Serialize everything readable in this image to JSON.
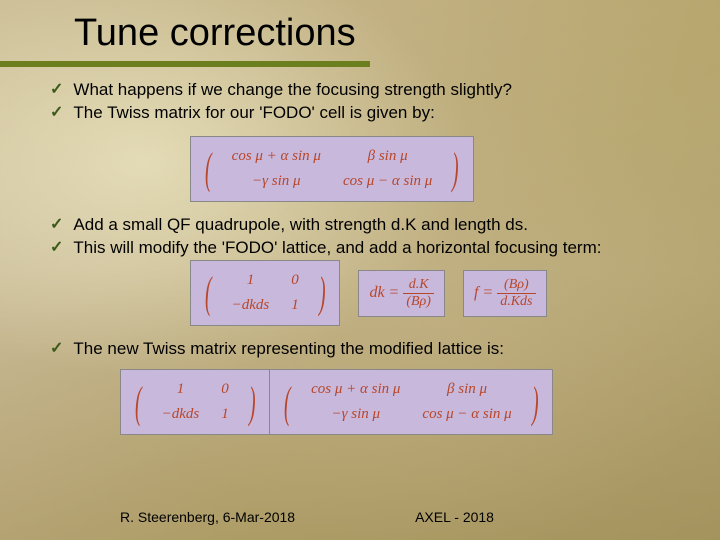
{
  "title": "Tune corrections",
  "bullets": {
    "b1": "What happens if we change the focusing strength slightly?",
    "b2": "The Twiss matrix for our 'FODO' cell is given by:",
    "b3": "Add a small QF quadrupole, with strength d.K and length ds.",
    "b4": "This will modify the 'FODO' lattice, and add a horizontal focusing term:",
    "b5": "The new Twiss matrix representing the modified lattice is:"
  },
  "matrix1": {
    "r1c1": "cos μ + α sin μ",
    "r1c2": "β sin μ",
    "r2c1": "−γ sin μ",
    "r2c2": "cos μ − α sin μ"
  },
  "matrix2a": {
    "r1c1": "1",
    "r1c2": "0",
    "r2c1": "−dkds",
    "r2c2": "1"
  },
  "eq_dk_lhs": "dk =",
  "eq_dk_num": "d.K",
  "eq_dk_den": "(Bρ)",
  "eq_f_lhs": "f =",
  "eq_f_num": "(Bρ)",
  "eq_f_den": "d.Kds",
  "footer": {
    "left": "R. Steerenberg, 6-Mar-2018",
    "right": "AXEL - 2018"
  },
  "colors": {
    "accent_line": "#6b7f1f",
    "matrix_bg": "#c8b8dc",
    "math_text": "#b8462a",
    "check": "#3a5a1a"
  }
}
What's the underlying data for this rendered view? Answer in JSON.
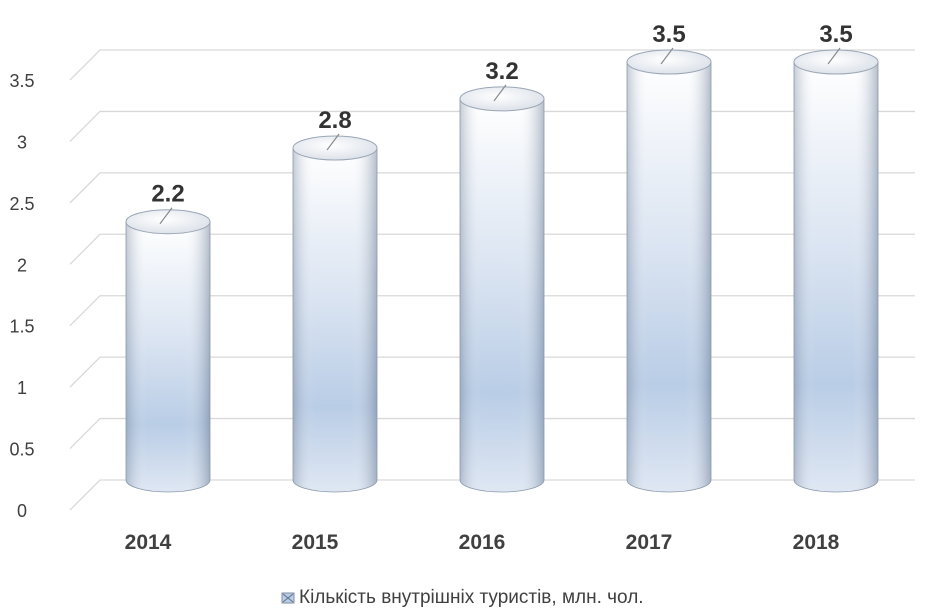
{
  "chart_data": {
    "type": "bar",
    "style": "3d-cylinder",
    "categories": [
      "2014",
      "2015",
      "2016",
      "2017",
      "2018"
    ],
    "series": [
      {
        "name": "Кількість внутрішніх туристів, млн. чол.",
        "values": [
          2.2,
          2.8,
          3.2,
          3.5,
          3.5
        ]
      }
    ],
    "data_labels": [
      "2.2",
      "2.8",
      "3.2",
      "3.5",
      "3.5"
    ],
    "yticks": [
      "0",
      "0.5",
      "1",
      "1.5",
      "2",
      "2.5",
      "3",
      "3.5"
    ],
    "ylim": [
      0,
      3.5
    ],
    "grid": true,
    "legend_position": "bottom",
    "colors": {
      "bar_top": "#ffffff",
      "bar_mid": "#b9cde6",
      "bar_bottom": "#dae4f1",
      "edge": "#8c99aa"
    }
  }
}
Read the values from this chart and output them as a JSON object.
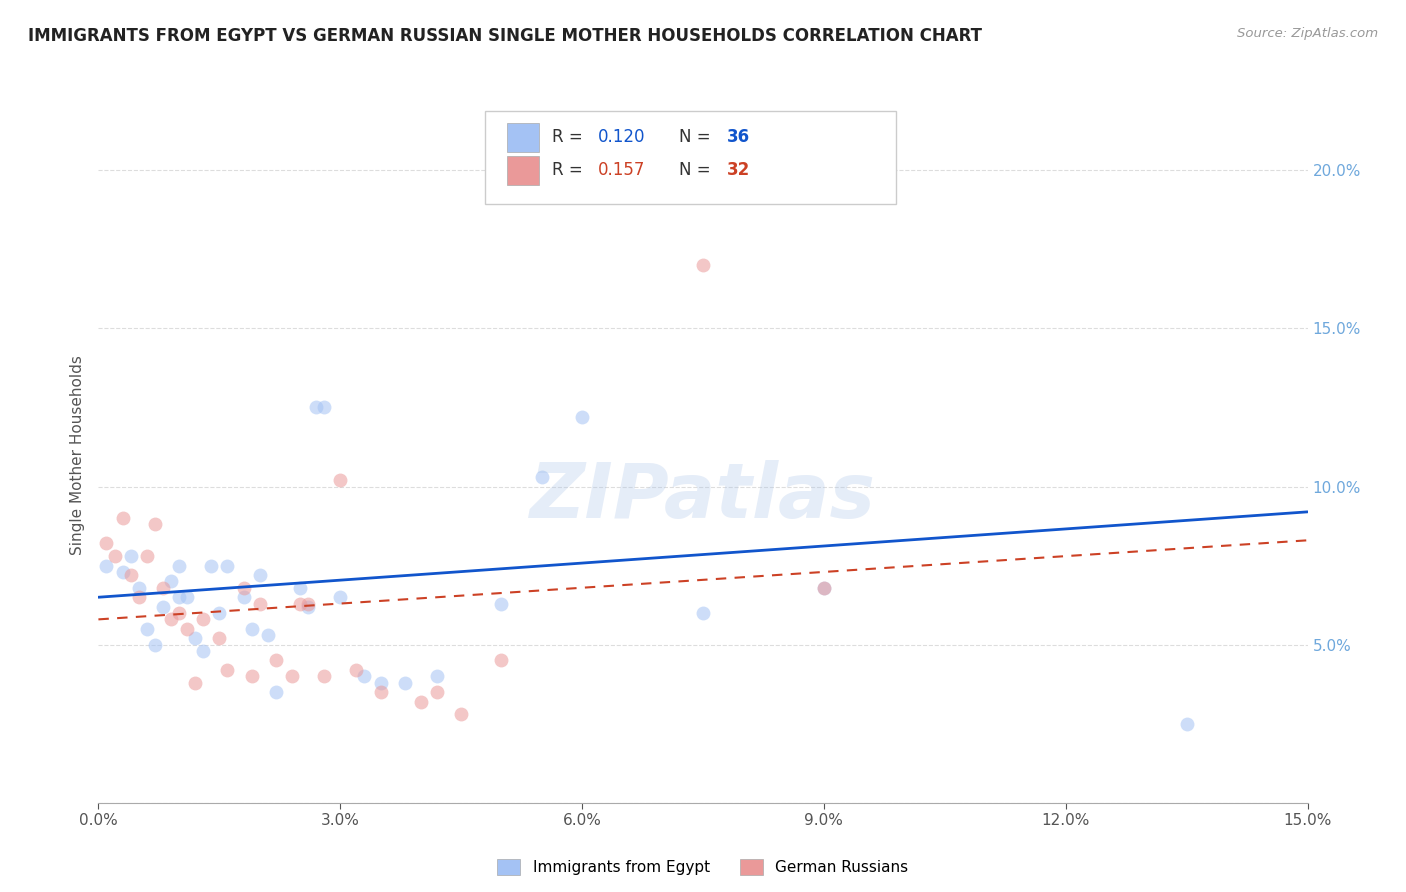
{
  "title": "IMMIGRANTS FROM EGYPT VS GERMAN RUSSIAN SINGLE MOTHER HOUSEHOLDS CORRELATION CHART",
  "source": "Source: ZipAtlas.com",
  "ylabel": "Single Mother Households",
  "xlim": [
    0.0,
    0.15
  ],
  "ylim": [
    0.0,
    0.22
  ],
  "xticks": [
    0.0,
    0.03,
    0.06,
    0.09,
    0.12,
    0.15
  ],
  "yticks_right": [
    0.05,
    0.1,
    0.15,
    0.2
  ],
  "R1": "0.120",
  "N1": "36",
  "R2": "0.157",
  "N2": "32",
  "blue_color": "#a4c2f4",
  "pink_color": "#ea9999",
  "blue_line_color": "#1155cc",
  "pink_line_color": "#cc4125",
  "right_axis_color": "#6fa8dc",
  "watermark": "ZIPatlas",
  "blue_scatter_x": [
    0.001,
    0.003,
    0.004,
    0.005,
    0.006,
    0.007,
    0.008,
    0.009,
    0.01,
    0.01,
    0.011,
    0.012,
    0.013,
    0.014,
    0.015,
    0.016,
    0.018,
    0.019,
    0.02,
    0.021,
    0.022,
    0.025,
    0.026,
    0.027,
    0.028,
    0.03,
    0.033,
    0.035,
    0.038,
    0.042,
    0.05,
    0.055,
    0.06,
    0.075,
    0.09,
    0.135
  ],
  "blue_scatter_y": [
    0.075,
    0.073,
    0.078,
    0.068,
    0.055,
    0.05,
    0.062,
    0.07,
    0.065,
    0.075,
    0.065,
    0.052,
    0.048,
    0.075,
    0.06,
    0.075,
    0.065,
    0.055,
    0.072,
    0.053,
    0.035,
    0.068,
    0.062,
    0.125,
    0.125,
    0.065,
    0.04,
    0.038,
    0.038,
    0.04,
    0.063,
    0.103,
    0.122,
    0.06,
    0.068,
    0.025
  ],
  "pink_scatter_x": [
    0.001,
    0.002,
    0.003,
    0.004,
    0.005,
    0.006,
    0.007,
    0.008,
    0.009,
    0.01,
    0.011,
    0.012,
    0.013,
    0.015,
    0.016,
    0.018,
    0.019,
    0.02,
    0.022,
    0.024,
    0.025,
    0.026,
    0.028,
    0.03,
    0.032,
    0.035,
    0.04,
    0.042,
    0.045,
    0.05,
    0.075,
    0.09
  ],
  "pink_scatter_y": [
    0.082,
    0.078,
    0.09,
    0.072,
    0.065,
    0.078,
    0.088,
    0.068,
    0.058,
    0.06,
    0.055,
    0.038,
    0.058,
    0.052,
    0.042,
    0.068,
    0.04,
    0.063,
    0.045,
    0.04,
    0.063,
    0.063,
    0.04,
    0.102,
    0.042,
    0.035,
    0.032,
    0.035,
    0.028,
    0.045,
    0.17,
    0.068
  ],
  "blue_line_x": [
    0.0,
    0.15
  ],
  "blue_line_y": [
    0.065,
    0.092
  ],
  "pink_line_x": [
    0.0,
    0.15
  ],
  "pink_line_y": [
    0.058,
    0.083
  ],
  "title_fontsize": 12,
  "axis_label_fontsize": 11,
  "tick_fontsize": 11,
  "legend_fontsize": 12,
  "scatter_size": 100,
  "scatter_alpha": 0.55,
  "background_color": "#ffffff",
  "grid_color": "#dddddd",
  "title_color": "#222222"
}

· · · ·

■ Stated task: All the lines above are to be reproduced exactly, except the pictures.

■ Task solution:
Serialize everything readable in this image to JSON.
{
  "title": "Tune corrections",
  "bullets": {
    "b1": "What happens if we change the focusing strength slightly?",
    "b2": "The Twiss matrix for our 'FODO' cell is given by:",
    "b3": "Add a small QF quadrupole, with strength d.K and length ds.",
    "b4": "This will modify the 'FODO' lattice, and add a horizontal focusing term:",
    "b5": "The new Twiss matrix representing the modified lattice is:"
  },
  "matrix1": {
    "r1c1": "cos μ + α sin μ",
    "r1c2": "β sin μ",
    "r2c1": "−γ sin μ",
    "r2c2": "cos μ − α sin μ"
  },
  "matrix2a": {
    "r1c1": "1",
    "r1c2": "0",
    "r2c1": "−dkds",
    "r2c2": "1"
  },
  "eq_dk_lhs": "dk =",
  "eq_dk_num": "d.K",
  "eq_dk_den": "(Bρ)",
  "eq_f_lhs": "f =",
  "eq_f_num": "(Bρ)",
  "eq_f_den": "d.Kds",
  "footer": {
    "left": "R. Steerenberg, 6-Mar-2018",
    "right": "AXEL - 2018"
  },
  "colors": {
    "accent_line": "#6b7f1f",
    "matrix_bg": "#c8b8dc",
    "math_text": "#b8462a",
    "check": "#3a5a1a"
  }
}
What's the underlying data for this rendered view? Answer in JSON.
{
  "chart_data": {
    "type": "bar",
    "style": "3d-cylinder",
    "categories": [
      "2014",
      "2015",
      "2016",
      "2017",
      "2018"
    ],
    "series": [
      {
        "name": "Кількість внутрішніх туристів, млн. чол.",
        "values": [
          2.2,
          2.8,
          3.2,
          3.5,
          3.5
        ]
      }
    ],
    "data_labels": [
      "2.2",
      "2.8",
      "3.2",
      "3.5",
      "3.5"
    ],
    "yticks": [
      "0",
      "0.5",
      "1",
      "1.5",
      "2",
      "2.5",
      "3",
      "3.5"
    ],
    "ylim": [
      0,
      3.5
    ],
    "grid": true,
    "legend_position": "bottom",
    "colors": {
      "bar_top": "#ffffff",
      "bar_mid": "#b9cde6",
      "bar_bottom": "#dae4f1",
      "edge": "#8c99aa"
    }
  }
}
Read the values from this chart and output them as a JSON object.
{
  "title": "IMMIGRANTS FROM EGYPT VS GERMAN RUSSIAN SINGLE MOTHER HOUSEHOLDS CORRELATION CHART",
  "source": "Source: ZipAtlas.com",
  "ylabel": "Single Mother Households",
  "xlim": [
    0.0,
    0.15
  ],
  "ylim": [
    0.0,
    0.22
  ],
  "xticks": [
    0.0,
    0.03,
    0.06,
    0.09,
    0.12,
    0.15
  ],
  "yticks_right": [
    0.05,
    0.1,
    0.15,
    0.2
  ],
  "R1": "0.120",
  "N1": "36",
  "R2": "0.157",
  "N2": "32",
  "blue_color": "#a4c2f4",
  "pink_color": "#ea9999",
  "blue_line_color": "#1155cc",
  "pink_line_color": "#cc4125",
  "right_axis_color": "#6fa8dc",
  "watermark": "ZIPatlas",
  "blue_scatter_x": [
    0.001,
    0.003,
    0.004,
    0.005,
    0.006,
    0.007,
    0.008,
    0.009,
    0.01,
    0.01,
    0.011,
    0.012,
    0.013,
    0.014,
    0.015,
    0.016,
    0.018,
    0.019,
    0.02,
    0.021,
    0.022,
    0.025,
    0.026,
    0.027,
    0.028,
    0.03,
    0.033,
    0.035,
    0.038,
    0.042,
    0.05,
    0.055,
    0.06,
    0.075,
    0.09,
    0.135
  ],
  "blue_scatter_y": [
    0.075,
    0.073,
    0.078,
    0.068,
    0.055,
    0.05,
    0.062,
    0.07,
    0.065,
    0.075,
    0.065,
    0.052,
    0.048,
    0.075,
    0.06,
    0.075,
    0.065,
    0.055,
    0.072,
    0.053,
    0.035,
    0.068,
    0.062,
    0.125,
    0.125,
    0.065,
    0.04,
    0.038,
    0.038,
    0.04,
    0.063,
    0.103,
    0.122,
    0.06,
    0.068,
    0.025
  ],
  "pink_scatter_x": [
    0.001,
    0.002,
    0.003,
    0.004,
    0.005,
    0.006,
    0.007,
    0.008,
    0.009,
    0.01,
    0.011,
    0.012,
    0.013,
    0.015,
    0.016,
    0.018,
    0.019,
    0.02,
    0.022,
    0.024,
    0.025,
    0.026,
    0.028,
    0.03,
    0.032,
    0.035,
    0.04,
    0.042,
    0.045,
    0.05,
    0.075,
    0.09
  ],
  "pink_scatter_y": [
    0.082,
    0.078,
    0.09,
    0.072,
    0.065,
    0.078,
    0.088,
    0.068,
    0.058,
    0.06,
    0.055,
    0.038,
    0.058,
    0.052,
    0.042,
    0.068,
    0.04,
    0.063,
    0.045,
    0.04,
    0.063,
    0.063,
    0.04,
    0.102,
    0.042,
    0.035,
    0.032,
    0.035,
    0.028,
    0.045,
    0.17,
    0.068
  ],
  "blue_line_x": [
    0.0,
    0.15
  ],
  "blue_line_y": [
    0.065,
    0.092
  ],
  "pink_line_x": [
    0.0,
    0.15
  ],
  "pink_line_y": [
    0.058,
    0.083
  ],
  "title_fontsize": 12,
  "axis_label_fontsize": 11,
  "tick_fontsize": 11,
  "legend_fontsize": 12,
  "scatter_size": 100,
  "scatter_alpha": 0.55,
  "background_color": "#ffffff",
  "grid_color": "#dddddd",
  "title_color": "#222222"
}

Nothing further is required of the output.